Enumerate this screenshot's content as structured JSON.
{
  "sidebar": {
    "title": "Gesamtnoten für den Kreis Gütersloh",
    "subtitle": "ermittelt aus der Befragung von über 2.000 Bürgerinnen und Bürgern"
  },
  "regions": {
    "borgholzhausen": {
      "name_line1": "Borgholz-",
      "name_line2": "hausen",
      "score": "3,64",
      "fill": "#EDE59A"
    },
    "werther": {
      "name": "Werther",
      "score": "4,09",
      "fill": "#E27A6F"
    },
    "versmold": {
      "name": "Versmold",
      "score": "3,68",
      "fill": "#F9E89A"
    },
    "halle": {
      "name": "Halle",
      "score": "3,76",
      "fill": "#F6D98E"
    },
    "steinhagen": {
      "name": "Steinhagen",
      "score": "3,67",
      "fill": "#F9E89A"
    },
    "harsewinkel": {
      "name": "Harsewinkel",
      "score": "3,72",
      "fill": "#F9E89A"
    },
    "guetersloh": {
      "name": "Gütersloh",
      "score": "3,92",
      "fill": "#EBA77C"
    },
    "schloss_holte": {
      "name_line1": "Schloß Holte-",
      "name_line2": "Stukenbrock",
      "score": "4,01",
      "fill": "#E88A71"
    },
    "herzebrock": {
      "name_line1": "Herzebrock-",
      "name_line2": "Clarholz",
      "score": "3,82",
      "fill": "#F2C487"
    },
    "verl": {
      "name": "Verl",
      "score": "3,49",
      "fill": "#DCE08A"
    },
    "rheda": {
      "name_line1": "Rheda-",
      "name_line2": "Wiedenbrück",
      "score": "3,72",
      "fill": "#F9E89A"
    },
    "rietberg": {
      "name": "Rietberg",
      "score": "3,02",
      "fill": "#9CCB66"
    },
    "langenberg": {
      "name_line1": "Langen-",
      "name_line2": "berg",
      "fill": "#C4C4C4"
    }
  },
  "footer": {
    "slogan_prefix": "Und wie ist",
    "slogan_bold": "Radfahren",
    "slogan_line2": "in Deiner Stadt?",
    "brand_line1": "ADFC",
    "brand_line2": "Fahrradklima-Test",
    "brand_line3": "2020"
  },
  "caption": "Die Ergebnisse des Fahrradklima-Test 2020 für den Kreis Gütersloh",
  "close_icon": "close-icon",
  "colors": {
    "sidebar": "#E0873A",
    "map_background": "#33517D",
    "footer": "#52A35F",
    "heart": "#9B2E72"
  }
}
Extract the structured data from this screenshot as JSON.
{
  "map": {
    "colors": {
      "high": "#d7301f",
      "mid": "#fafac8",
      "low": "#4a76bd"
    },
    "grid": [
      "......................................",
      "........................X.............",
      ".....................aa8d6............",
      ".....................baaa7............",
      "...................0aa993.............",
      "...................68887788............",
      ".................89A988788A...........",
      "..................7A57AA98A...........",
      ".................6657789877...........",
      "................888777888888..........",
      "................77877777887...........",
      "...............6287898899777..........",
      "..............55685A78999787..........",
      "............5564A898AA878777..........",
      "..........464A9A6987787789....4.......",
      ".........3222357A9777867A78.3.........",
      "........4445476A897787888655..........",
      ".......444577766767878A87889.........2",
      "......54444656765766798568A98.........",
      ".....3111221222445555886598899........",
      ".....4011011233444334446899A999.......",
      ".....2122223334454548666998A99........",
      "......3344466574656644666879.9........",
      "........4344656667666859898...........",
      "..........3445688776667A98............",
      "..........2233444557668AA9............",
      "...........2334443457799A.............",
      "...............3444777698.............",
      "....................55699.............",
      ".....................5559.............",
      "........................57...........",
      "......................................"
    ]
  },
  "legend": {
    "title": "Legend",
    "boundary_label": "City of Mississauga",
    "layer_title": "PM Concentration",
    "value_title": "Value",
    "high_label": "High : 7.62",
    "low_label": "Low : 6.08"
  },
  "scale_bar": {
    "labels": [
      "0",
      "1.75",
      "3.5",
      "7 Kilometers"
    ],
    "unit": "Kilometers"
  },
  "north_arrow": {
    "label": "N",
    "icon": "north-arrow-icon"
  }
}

★ ★ ★ ★ ★

| Requirement |
Every record above should be output exactly.

| Solution to the problem |
Enumerate this screenshot's content as structured JSON.
{
  "sidebar": {
    "title": "Gesamtnoten für den Kreis Gütersloh",
    "subtitle": "ermittelt aus der Befragung von über 2.000 Bürgerinnen und Bürgern"
  },
  "regions": {
    "borgholzhausen": {
      "name_line1": "Borgholz-",
      "name_line2": "hausen",
      "score": "3,64",
      "fill": "#EDE59A"
    },
    "werther": {
      "name": "Werther",
      "score": "4,09",
      "fill": "#E27A6F"
    },
    "versmold": {
      "name": "Versmold",
      "score": "3,68",
      "fill": "#F9E89A"
    },
    "halle": {
      "name": "Halle",
      "score": "3,76",
      "fill": "#F6D98E"
    },
    "steinhagen": {
      "name": "Steinhagen",
      "score": "3,67",
      "fill": "#F9E89A"
    },
    "harsewinkel": {
      "name": "Harsewinkel",
      "score": "3,72",
      "fill": "#F9E89A"
    },
    "guetersloh": {
      "name": "Gütersloh",
      "score": "3,92",
      "fill": "#EBA77C"
    },
    "schloss_holte": {
      "name_line1": "Schloß Holte-",
      "name_line2": "Stukenbrock",
      "score": "4,01",
      "fill": "#E88A71"
    },
    "herzebrock": {
      "name_line1": "Herzebrock-",
      "name_line2": "Clarholz",
      "score": "3,82",
      "fill": "#F2C487"
    },
    "verl": {
      "name": "Verl",
      "score": "3,49",
      "fill": "#DCE08A"
    },
    "rheda": {
      "name_line1": "Rheda-",
      "name_line2": "Wiedenbrück",
      "score": "3,72",
      "fill": "#F9E89A"
    },
    "rietberg": {
      "name": "Rietberg",
      "score": "3,02",
      "fill": "#9CCB66"
    },
    "langenberg": {
      "name_line1": "Langen-",
      "name_line2": "berg",
      "fill": "#C4C4C4"
    }
  },
  "footer": {
    "slogan_prefix": "Und wie ist",
    "slogan_bold": "Radfahren",
    "slogan_line2": "in Deiner Stadt?",
    "brand_line1": "ADFC",
    "brand_line2": "Fahrradklima-Test",
    "brand_line3": "2020"
  },
  "caption": "Die Ergebnisse des Fahrradklima-Test 2020 für den Kreis Gütersloh",
  "close_icon": "close-icon",
  "colors": {
    "sidebar": "#E0873A",
    "map_background": "#33517D",
    "footer": "#52A35F",
    "heart": "#9B2E72"
  }
}
Extract the structured data from this screenshot as JSON.
{
  "map": {
    "colors": {
      "high": "#d7301f",
      "mid": "#fafac8",
      "low": "#4a76bd"
    },
    "grid": [
      "......................................",
      "........................X.............",
      ".....................aa8d6............",
      ".....................baaa7............",
      "...................0aa993.............",
      "...................68887788............",
      ".................89A988788A...........",
      "..................7A57AA98A...........",
      ".................6657789877...........",
      "................888777888888..........",
      "................77877777887...........",
      "...............6287898899777..........",
      "..............55685A78999787..........",
      "............5564A898AA878777..........",
      "..........464A9A6987787789....4.......",
      ".........3222357A9777867A78.3.........",
      "........4445476A897787888655..........",
      ".......444577766767878A87889.........2",
      "......54444656765766798568A98.........",
      ".....3111221222445555886598899........",
      ".....4011011233444334446899A999.......",
      ".....2122223334454548666998A99........",
      "......3344466574656644666879.9........",
      "........4344656667666859898...........",
      "..........3445688776667A98............",
      "..........2233444557668AA9............",
      "...........2334443457799A.............",
      "...............3444777698.............",
      "....................55699.............",
      ".....................5559.............",
      "........................57...........",
      "......................................"
    ]
  },
  "legend": {
    "title": "Legend",
    "boundary_label": "City of Mississauga",
    "layer_title": "PM Concentration",
    "value_title": "Value",
    "high_label": "High : 7.62",
    "low_label": "Low : 6.08"
  },
  "scale_bar": {
    "labels": [
      "0",
      "1.75",
      "3.5",
      "7 Kilometers"
    ],
    "unit": "Kilometers"
  },
  "north_arrow": {
    "label": "N",
    "icon": "north-arrow-icon"
  }
}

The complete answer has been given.